> Task requirements:
Copy the records below exactly, omitting any pictures they contain.

Start Excerpted records

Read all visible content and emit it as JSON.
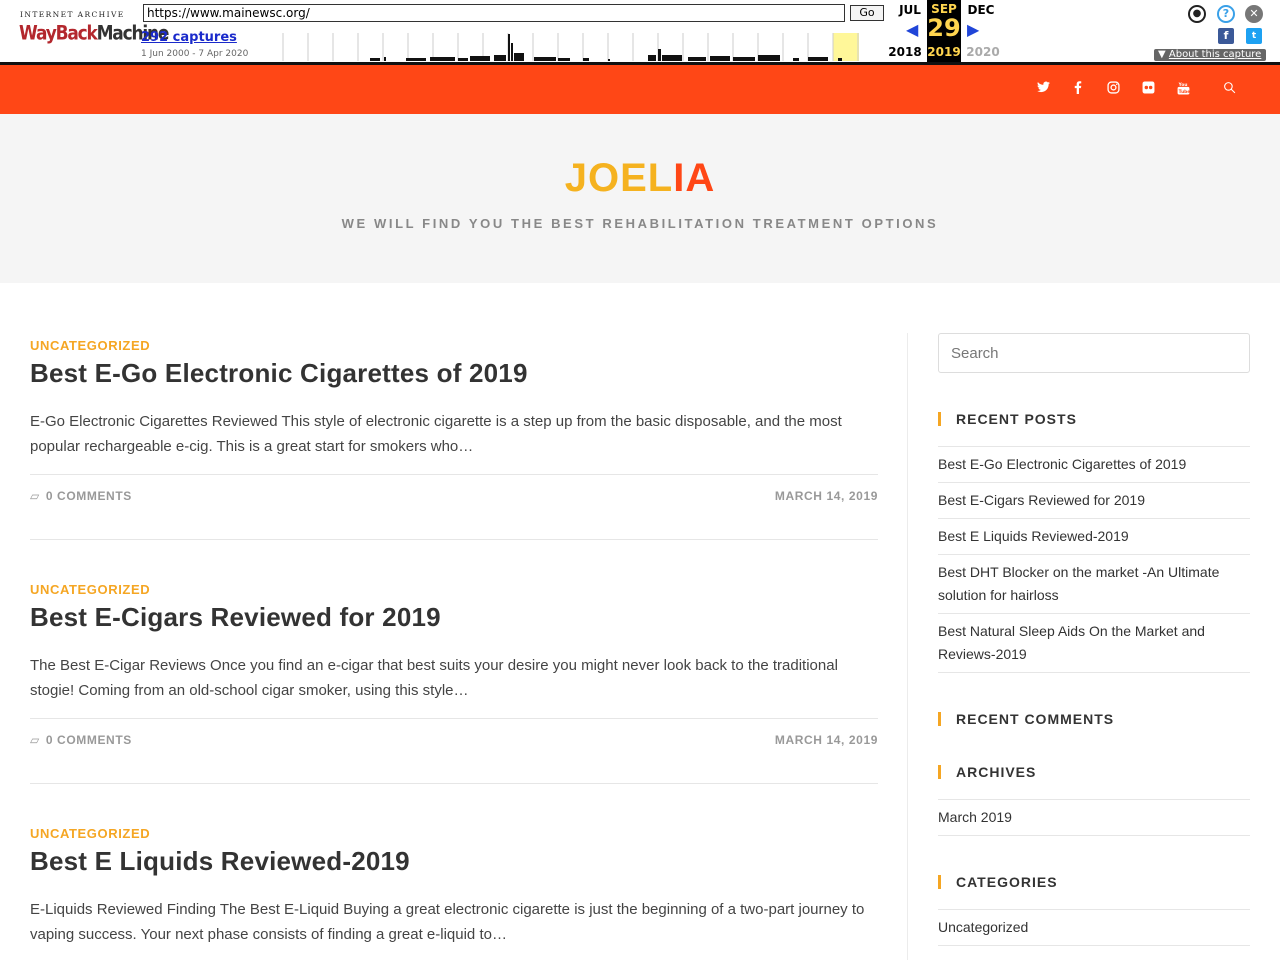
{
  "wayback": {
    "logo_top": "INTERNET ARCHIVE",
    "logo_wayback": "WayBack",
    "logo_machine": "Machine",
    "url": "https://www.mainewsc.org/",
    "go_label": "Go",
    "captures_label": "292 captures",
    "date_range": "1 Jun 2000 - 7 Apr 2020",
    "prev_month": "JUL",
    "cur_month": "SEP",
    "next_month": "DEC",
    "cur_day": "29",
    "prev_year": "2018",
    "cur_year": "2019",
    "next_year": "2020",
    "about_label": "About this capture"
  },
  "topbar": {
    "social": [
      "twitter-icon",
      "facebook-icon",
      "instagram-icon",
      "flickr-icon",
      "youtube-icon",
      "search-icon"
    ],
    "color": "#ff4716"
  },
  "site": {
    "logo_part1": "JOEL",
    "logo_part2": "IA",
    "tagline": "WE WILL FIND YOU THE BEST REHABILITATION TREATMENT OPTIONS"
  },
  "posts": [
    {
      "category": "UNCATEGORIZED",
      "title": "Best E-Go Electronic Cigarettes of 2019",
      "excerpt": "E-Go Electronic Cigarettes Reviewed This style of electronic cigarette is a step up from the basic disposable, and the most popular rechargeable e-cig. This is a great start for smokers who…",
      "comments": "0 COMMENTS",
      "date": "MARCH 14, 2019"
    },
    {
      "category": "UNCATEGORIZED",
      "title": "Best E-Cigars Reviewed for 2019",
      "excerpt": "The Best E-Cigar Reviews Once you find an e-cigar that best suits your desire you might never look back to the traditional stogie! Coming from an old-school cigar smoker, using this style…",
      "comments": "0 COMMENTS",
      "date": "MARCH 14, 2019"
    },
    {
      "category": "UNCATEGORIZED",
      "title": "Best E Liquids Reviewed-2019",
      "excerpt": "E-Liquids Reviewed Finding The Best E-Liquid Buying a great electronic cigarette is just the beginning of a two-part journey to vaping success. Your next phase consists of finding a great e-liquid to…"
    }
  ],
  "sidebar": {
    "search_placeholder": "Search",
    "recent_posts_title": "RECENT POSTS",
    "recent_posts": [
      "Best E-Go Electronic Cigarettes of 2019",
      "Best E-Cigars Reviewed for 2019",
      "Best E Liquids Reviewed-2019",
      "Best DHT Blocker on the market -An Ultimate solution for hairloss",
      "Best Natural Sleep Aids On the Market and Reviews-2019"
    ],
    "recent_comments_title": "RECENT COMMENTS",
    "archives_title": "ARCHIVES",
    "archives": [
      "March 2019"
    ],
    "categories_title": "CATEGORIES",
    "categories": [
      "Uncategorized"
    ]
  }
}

End Excerpted records

> Correct answer:
Read all visible content and emit it as JSON.
{
  "wayback": {
    "logo_top": "INTERNET ARCHIVE",
    "logo_wayback": "WayBack",
    "logo_machine": "Machine",
    "url": "https://www.mainewsc.org/",
    "go_label": "Go",
    "captures_label": "292 captures",
    "date_range": "1 Jun 2000 - 7 Apr 2020",
    "prev_month": "JUL",
    "cur_month": "SEP",
    "next_month": "DEC",
    "cur_day": "29",
    "prev_year": "2018",
    "cur_year": "2019",
    "next_year": "2020",
    "about_label": "About this capture"
  },
  "topbar": {
    "social": [
      "twitter-icon",
      "facebook-icon",
      "instagram-icon",
      "flickr-icon",
      "youtube-icon",
      "search-icon"
    ],
    "color": "#ff4716"
  },
  "site": {
    "logo_part1": "JOEL",
    "logo_part2": "IA",
    "tagline": "WE WILL FIND YOU THE BEST REHABILITATION TREATMENT OPTIONS"
  },
  "posts": [
    {
      "category": "UNCATEGORIZED",
      "title": "Best E-Go Electronic Cigarettes of 2019",
      "excerpt": "E-Go Electronic Cigarettes Reviewed This style of electronic cigarette is a step up from the basic disposable, and the most popular rechargeable e-cig. This is a great start for smokers who…",
      "comments": "0 COMMENTS",
      "date": "MARCH 14, 2019"
    },
    {
      "category": "UNCATEGORIZED",
      "title": "Best E-Cigars Reviewed for 2019",
      "excerpt": "The Best E-Cigar Reviews Once you find an e-cigar that best suits your desire you might never look back to the traditional stogie! Coming from an old-school cigar smoker, using this style…",
      "comments": "0 COMMENTS",
      "date": "MARCH 14, 2019"
    },
    {
      "category": "UNCATEGORIZED",
      "title": "Best E Liquids Reviewed-2019",
      "excerpt": "E-Liquids Reviewed Finding The Best E-Liquid Buying a great electronic cigarette is just the beginning of a two-part journey to vaping success. Your next phase consists of finding a great e-liquid to…"
    }
  ],
  "sidebar": {
    "search_placeholder": "Search",
    "recent_posts_title": "RECENT POSTS",
    "recent_posts": [
      "Best E-Go Electronic Cigarettes of 2019",
      "Best E-Cigars Reviewed for 2019",
      "Best E Liquids Reviewed-2019",
      "Best DHT Blocker on the market -An Ultimate solution for hairloss",
      "Best Natural Sleep Aids On the Market and Reviews-2019"
    ],
    "recent_comments_title": "RECENT COMMENTS",
    "archives_title": "ARCHIVES",
    "archives": [
      "March 2019"
    ],
    "categories_title": "CATEGORIES",
    "categories": [
      "Uncategorized"
    ]
  }
}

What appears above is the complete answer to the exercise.